--- PROBLEM DESCRIPTION ---
Copy every line that mentions the word "starter".

--- ENTRIES SHOWN ---
§
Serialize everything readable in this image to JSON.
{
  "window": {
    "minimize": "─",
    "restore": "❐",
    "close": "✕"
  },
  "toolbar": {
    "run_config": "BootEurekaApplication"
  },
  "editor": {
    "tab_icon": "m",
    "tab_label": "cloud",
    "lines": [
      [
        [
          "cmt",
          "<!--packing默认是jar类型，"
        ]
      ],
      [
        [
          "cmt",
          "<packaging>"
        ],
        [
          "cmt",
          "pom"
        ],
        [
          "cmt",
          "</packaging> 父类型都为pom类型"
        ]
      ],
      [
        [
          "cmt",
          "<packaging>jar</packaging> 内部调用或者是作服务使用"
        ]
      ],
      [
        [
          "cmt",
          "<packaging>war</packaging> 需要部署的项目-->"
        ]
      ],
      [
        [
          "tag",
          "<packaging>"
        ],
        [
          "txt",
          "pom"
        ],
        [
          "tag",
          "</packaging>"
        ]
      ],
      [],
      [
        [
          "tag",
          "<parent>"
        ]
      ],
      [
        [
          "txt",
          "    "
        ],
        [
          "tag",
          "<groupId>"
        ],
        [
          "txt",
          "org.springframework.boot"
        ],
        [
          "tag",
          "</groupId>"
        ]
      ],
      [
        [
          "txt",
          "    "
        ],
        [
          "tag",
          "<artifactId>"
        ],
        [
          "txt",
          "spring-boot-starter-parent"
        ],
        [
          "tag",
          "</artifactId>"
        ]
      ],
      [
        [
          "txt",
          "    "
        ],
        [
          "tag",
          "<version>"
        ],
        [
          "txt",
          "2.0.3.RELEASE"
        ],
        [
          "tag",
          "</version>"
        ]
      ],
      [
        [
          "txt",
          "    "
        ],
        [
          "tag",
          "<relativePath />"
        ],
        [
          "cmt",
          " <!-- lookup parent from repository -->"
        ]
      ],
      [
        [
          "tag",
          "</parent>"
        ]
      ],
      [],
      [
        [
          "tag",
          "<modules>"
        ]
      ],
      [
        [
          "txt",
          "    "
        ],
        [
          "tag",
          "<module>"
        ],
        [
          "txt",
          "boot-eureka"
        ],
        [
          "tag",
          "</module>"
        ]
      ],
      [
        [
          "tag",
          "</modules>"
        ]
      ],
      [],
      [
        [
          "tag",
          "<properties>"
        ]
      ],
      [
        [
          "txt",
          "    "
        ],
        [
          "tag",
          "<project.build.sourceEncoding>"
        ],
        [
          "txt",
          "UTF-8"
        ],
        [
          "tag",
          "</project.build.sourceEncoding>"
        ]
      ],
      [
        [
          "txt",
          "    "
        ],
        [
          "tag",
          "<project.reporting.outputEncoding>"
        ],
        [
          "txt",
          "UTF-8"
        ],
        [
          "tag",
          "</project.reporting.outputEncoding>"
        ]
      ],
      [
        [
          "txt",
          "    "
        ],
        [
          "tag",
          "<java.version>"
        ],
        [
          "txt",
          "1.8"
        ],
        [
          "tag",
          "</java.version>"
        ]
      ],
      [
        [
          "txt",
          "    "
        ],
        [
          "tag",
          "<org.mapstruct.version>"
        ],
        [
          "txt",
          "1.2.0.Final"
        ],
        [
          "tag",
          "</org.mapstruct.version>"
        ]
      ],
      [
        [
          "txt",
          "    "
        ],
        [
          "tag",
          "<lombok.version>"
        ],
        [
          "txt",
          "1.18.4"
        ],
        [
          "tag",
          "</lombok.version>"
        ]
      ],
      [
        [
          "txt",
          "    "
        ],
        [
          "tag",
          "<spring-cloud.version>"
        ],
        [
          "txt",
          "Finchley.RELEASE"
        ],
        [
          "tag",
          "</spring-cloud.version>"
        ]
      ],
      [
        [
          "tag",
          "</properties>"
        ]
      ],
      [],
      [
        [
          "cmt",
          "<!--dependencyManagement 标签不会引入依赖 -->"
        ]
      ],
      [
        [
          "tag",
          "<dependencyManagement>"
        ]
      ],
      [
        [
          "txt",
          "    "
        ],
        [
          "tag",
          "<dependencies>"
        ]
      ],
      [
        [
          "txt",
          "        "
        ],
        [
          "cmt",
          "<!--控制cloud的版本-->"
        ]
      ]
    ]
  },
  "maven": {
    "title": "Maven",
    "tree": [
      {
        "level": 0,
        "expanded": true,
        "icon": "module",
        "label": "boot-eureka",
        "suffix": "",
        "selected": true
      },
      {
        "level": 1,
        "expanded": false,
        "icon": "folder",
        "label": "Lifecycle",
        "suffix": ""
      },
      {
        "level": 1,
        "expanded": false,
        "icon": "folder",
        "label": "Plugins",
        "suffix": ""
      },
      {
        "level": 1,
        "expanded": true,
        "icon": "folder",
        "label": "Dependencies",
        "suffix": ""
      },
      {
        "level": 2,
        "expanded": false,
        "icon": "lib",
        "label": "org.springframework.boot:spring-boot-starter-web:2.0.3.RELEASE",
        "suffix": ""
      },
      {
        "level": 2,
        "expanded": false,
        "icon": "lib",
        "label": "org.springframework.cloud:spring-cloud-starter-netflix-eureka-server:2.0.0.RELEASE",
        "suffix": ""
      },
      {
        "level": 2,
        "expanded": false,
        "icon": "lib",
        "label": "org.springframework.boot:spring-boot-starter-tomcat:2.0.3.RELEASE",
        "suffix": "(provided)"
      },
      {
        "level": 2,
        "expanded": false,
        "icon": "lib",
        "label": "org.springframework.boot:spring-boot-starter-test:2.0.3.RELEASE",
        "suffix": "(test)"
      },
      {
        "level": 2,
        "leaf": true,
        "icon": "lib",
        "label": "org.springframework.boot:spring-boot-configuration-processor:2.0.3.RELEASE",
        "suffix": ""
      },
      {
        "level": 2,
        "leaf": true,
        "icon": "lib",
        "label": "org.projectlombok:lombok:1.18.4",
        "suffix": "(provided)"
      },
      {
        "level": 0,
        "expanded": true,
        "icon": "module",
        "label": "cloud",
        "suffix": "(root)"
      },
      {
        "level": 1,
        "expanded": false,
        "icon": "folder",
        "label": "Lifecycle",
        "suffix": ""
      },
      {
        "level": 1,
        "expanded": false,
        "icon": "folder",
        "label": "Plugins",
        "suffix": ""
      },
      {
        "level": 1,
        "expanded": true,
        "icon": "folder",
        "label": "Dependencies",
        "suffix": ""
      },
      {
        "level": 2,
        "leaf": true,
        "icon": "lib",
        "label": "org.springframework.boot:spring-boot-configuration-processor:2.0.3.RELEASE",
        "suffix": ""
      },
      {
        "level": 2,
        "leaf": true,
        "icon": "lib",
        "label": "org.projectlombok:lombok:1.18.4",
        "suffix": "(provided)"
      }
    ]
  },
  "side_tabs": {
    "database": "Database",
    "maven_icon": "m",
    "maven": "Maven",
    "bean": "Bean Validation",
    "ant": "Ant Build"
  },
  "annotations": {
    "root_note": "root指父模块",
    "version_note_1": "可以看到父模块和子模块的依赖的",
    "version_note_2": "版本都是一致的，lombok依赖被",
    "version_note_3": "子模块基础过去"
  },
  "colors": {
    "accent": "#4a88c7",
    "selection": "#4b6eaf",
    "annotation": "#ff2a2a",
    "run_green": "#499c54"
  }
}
§
--- COMPLETED TASK ---
          "spring-boot-starter-parent"
        "label": "org.springframework.boot:spring-boot-starter-web:2.0.3.RELEASE",
        "label": "org.springframework.cloud:spring-cloud-starter-netflix-eureka-server:2.0.0.RELEASE",
        "label": "org.springframework.boot:spring-boot-starter-tomcat:2.0.3.RELEASE",
        "label": "org.springframework.boot:spring-boot-starter-test:2.0.3.RELEASE",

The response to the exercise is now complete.